Recorded data:
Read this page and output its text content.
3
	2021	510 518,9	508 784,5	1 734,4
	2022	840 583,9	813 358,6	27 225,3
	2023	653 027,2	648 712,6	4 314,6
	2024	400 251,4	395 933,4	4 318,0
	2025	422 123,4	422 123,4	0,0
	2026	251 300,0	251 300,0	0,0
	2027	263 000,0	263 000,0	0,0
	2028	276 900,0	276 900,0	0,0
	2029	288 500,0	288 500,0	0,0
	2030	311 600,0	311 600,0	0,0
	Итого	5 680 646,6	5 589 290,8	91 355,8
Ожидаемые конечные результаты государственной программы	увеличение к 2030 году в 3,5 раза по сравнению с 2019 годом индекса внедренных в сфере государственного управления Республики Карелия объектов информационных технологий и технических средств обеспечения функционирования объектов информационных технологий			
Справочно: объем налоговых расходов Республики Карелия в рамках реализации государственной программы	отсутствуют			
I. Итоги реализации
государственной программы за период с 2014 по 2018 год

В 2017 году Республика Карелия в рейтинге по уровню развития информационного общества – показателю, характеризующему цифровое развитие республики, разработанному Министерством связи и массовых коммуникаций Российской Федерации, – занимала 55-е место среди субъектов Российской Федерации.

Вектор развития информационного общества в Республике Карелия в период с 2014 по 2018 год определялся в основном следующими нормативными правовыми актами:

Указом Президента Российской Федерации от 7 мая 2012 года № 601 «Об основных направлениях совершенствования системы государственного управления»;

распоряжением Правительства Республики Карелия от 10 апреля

Stated task: Reproduce the entries above in full, verbatim.

Finished task:
Read this page and output its text content.
3
	2021	510 518,9	508 784,5	1 734,4
	2022	840 583,9	813 358,6	27 225,3
	2023	653 027,2	648 712,6	4 314,6
	2024	400 251,4	395 933,4	4 318,0
	2025	422 123,4	422 123,4	0,0
	2026	251 300,0	251 300,0	0,0
	2027	263 000,0	263 000,0	0,0
	2028	276 900,0	276 900,0	0,0
	2029	288 500,0	288 500,0	0,0
	2030	311 600,0	311 600,0	0,0
	Итого	5 680 646,6	5 589 290,8	91 355,8
Ожидаемые конечные результаты государственной программы	увеличение к 2030 году в 3,5 раза по сравнению с 2019 годом индекса внедренных в сфере государственного управления Республики Карелия объектов информационных технологий и технических средств обеспечения функционирования объектов информационных технологий			
Справочно: объем налоговых расходов Республики Карелия в рамках реализации государственной программы	отсутствуют			
I. Итоги реализации
государственной программы за период с 2014 по 2018 год

В 2017 году Республика Карелия в рейтинге по уровню развития информационного общества – показателю, характеризующему цифровое развитие республики, разработанному Министерством связи и массовых коммуникаций Российской Федерации, – занимала 55-е место среди субъектов Российской Федерации.

Вектор развития информационного общества в Республике Карелия в период с 2014 по 2018 год определялся в основном следующими нормативными правовыми актами:

Указом Президента Российской Федерации от 7 мая 2012 года № 601 «Об основных направлениях совершенствования системы государственного управления»;

распоряжением Правительства Республики Карелия от 10 апреля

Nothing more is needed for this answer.